**Exercise details**.
Write out the data again exactly, skipping every picture.

>> start Data to process

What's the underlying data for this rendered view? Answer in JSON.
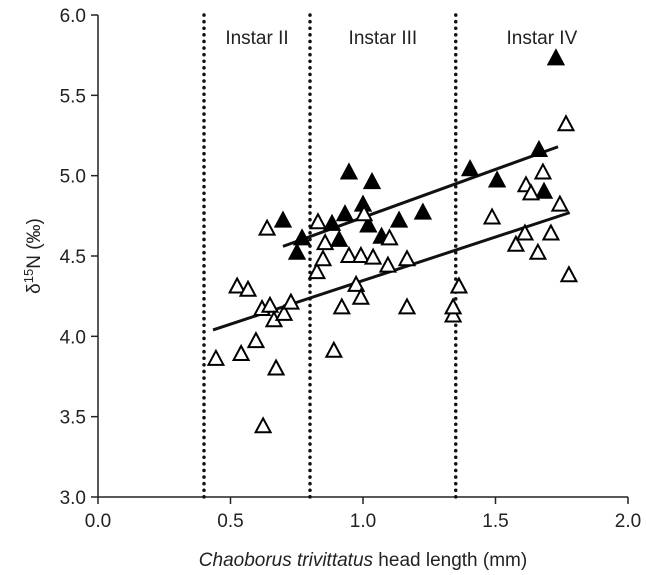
{
  "chart_data": {
    "type": "scatter",
    "x_label": {
      "italic": "Chaoborus trivittatus",
      "rest": " head length (mm)"
    },
    "y_label": {
      "pre": "δ",
      "sup": "15",
      "post": "N (‰)"
    },
    "xlim": [
      0,
      2
    ],
    "ylim": [
      3,
      6
    ],
    "xticks": [
      {
        "value": 0,
        "label": "0.0"
      },
      {
        "value": 0.5,
        "label": "0.5"
      },
      {
        "value": 1,
        "label": "1.0"
      },
      {
        "value": 1.5,
        "label": "1.5"
      },
      {
        "value": 2,
        "label": "2.0"
      }
    ],
    "yticks": [
      {
        "value": 3,
        "label": "3.0"
      },
      {
        "value": 3.5,
        "label": "3.5"
      },
      {
        "value": 4,
        "label": "4.0"
      },
      {
        "value": 4.5,
        "label": "4.5"
      },
      {
        "value": 5,
        "label": "5.0"
      },
      {
        "value": 5.5,
        "label": "5.5"
      },
      {
        "value": 6,
        "label": "6.0"
      }
    ],
    "vlines": [
      0.4,
      0.8,
      1.35
    ],
    "vline_labels": [
      "Instar II",
      "Instar III",
      "Instar IV"
    ],
    "series": [
      {
        "color": "#000000",
        "filled": true,
        "x": [
          0.698,
          0.751,
          0.77,
          0.883,
          0.91,
          0.932,
          0.947,
          1.0,
          1.02,
          1.034,
          1.07,
          1.136,
          1.226,
          1.404,
          1.506,
          1.664,
          1.683,
          1.728
        ],
        "values": [
          4.72,
          4.52,
          4.61,
          4.7,
          4.6,
          4.76,
          5.02,
          4.82,
          4.69,
          4.96,
          4.62,
          4.72,
          4.77,
          5.04,
          4.97,
          5.16,
          4.9,
          5.73
        ]
      },
      {
        "color": "#000000",
        "filled": false,
        "x": [
          0.445,
          0.525,
          0.54,
          0.566,
          0.596,
          0.619,
          0.623,
          0.638,
          0.649,
          0.664,
          0.672,
          0.702,
          0.728,
          0.826,
          0.83,
          0.849,
          0.857,
          0.89,
          0.92,
          0.947,
          0.974,
          0.992,
          0.992,
          1.004,
          1.038,
          1.094,
          1.1,
          1.166,
          1.166,
          1.34,
          1.34,
          1.362,
          1.487,
          1.577,
          1.611,
          1.615,
          1.634,
          1.66,
          1.679,
          1.709,
          1.743,
          1.766,
          1.777
        ],
        "values": [
          3.86,
          4.31,
          3.89,
          4.29,
          3.97,
          4.17,
          3.44,
          4.67,
          4.19,
          4.1,
          3.8,
          4.14,
          4.21,
          4.4,
          4.71,
          4.48,
          4.58,
          3.91,
          4.18,
          4.5,
          4.32,
          4.24,
          4.5,
          4.76,
          4.49,
          4.44,
          4.61,
          4.48,
          4.18,
          4.13,
          4.18,
          4.31,
          4.74,
          4.57,
          4.64,
          4.94,
          4.89,
          4.52,
          5.02,
          4.64,
          4.82,
          5.32,
          4.38
        ]
      }
    ],
    "trendlines": [
      {
        "x": [
          0.698,
          1.736
        ],
        "y": [
          4.56,
          5.18
        ]
      },
      {
        "x": [
          0.434,
          1.78
        ],
        "y": [
          4.04,
          4.77
        ]
      }
    ]
  }
}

>> end Data to process

**Solved problem**.
What's the underlying data for this rendered view? Answer in JSON.
{
  "chart_data": {
    "type": "scatter",
    "x_label": {
      "italic": "Chaoborus trivittatus",
      "rest": " head length (mm)"
    },
    "y_label": {
      "pre": "δ",
      "sup": "15",
      "post": "N (‰)"
    },
    "xlim": [
      0,
      2
    ],
    "ylim": [
      3,
      6
    ],
    "xticks": [
      {
        "value": 0,
        "label": "0.0"
      },
      {
        "value": 0.5,
        "label": "0.5"
      },
      {
        "value": 1,
        "label": "1.0"
      },
      {
        "value": 1.5,
        "label": "1.5"
      },
      {
        "value": 2,
        "label": "2.0"
      }
    ],
    "yticks": [
      {
        "value": 3,
        "label": "3.0"
      },
      {
        "value": 3.5,
        "label": "3.5"
      },
      {
        "value": 4,
        "label": "4.0"
      },
      {
        "value": 4.5,
        "label": "4.5"
      },
      {
        "value": 5,
        "label": "5.0"
      },
      {
        "value": 5.5,
        "label": "5.5"
      },
      {
        "value": 6,
        "label": "6.0"
      }
    ],
    "vlines": [
      0.4,
      0.8,
      1.35
    ],
    "vline_labels": [
      "Instar II",
      "Instar III",
      "Instar IV"
    ],
    "series": [
      {
        "color": "#000000",
        "filled": true,
        "x": [
          0.698,
          0.751,
          0.77,
          0.883,
          0.91,
          0.932,
          0.947,
          1.0,
          1.02,
          1.034,
          1.07,
          1.136,
          1.226,
          1.404,
          1.506,
          1.664,
          1.683,
          1.728
        ],
        "values": [
          4.72,
          4.52,
          4.61,
          4.7,
          4.6,
          4.76,
          5.02,
          4.82,
          4.69,
          4.96,
          4.62,
          4.72,
          4.77,
          5.04,
          4.97,
          5.16,
          4.9,
          5.73
        ]
      },
      {
        "color": "#000000",
        "filled": false,
        "x": [
          0.445,
          0.525,
          0.54,
          0.566,
          0.596,
          0.619,
          0.623,
          0.638,
          0.649,
          0.664,
          0.672,
          0.702,
          0.728,
          0.826,
          0.83,
          0.849,
          0.857,
          0.89,
          0.92,
          0.947,
          0.974,
          0.992,
          0.992,
          1.004,
          1.038,
          1.094,
          1.1,
          1.166,
          1.166,
          1.34,
          1.34,
          1.362,
          1.487,
          1.577,
          1.611,
          1.615,
          1.634,
          1.66,
          1.679,
          1.709,
          1.743,
          1.766,
          1.777
        ],
        "values": [
          3.86,
          4.31,
          3.89,
          4.29,
          3.97,
          4.17,
          3.44,
          4.67,
          4.19,
          4.1,
          3.8,
          4.14,
          4.21,
          4.4,
          4.71,
          4.48,
          4.58,
          3.91,
          4.18,
          4.5,
          4.32,
          4.24,
          4.5,
          4.76,
          4.49,
          4.44,
          4.61,
          4.48,
          4.18,
          4.13,
          4.18,
          4.31,
          4.74,
          4.57,
          4.64,
          4.94,
          4.89,
          4.52,
          5.02,
          4.64,
          4.82,
          5.32,
          4.38
        ]
      }
    ],
    "trendlines": [
      {
        "x": [
          0.698,
          1.736
        ],
        "y": [
          4.56,
          5.18
        ]
      },
      {
        "x": [
          0.434,
          1.78
        ],
        "y": [
          4.04,
          4.77
        ]
      }
    ]
  }
}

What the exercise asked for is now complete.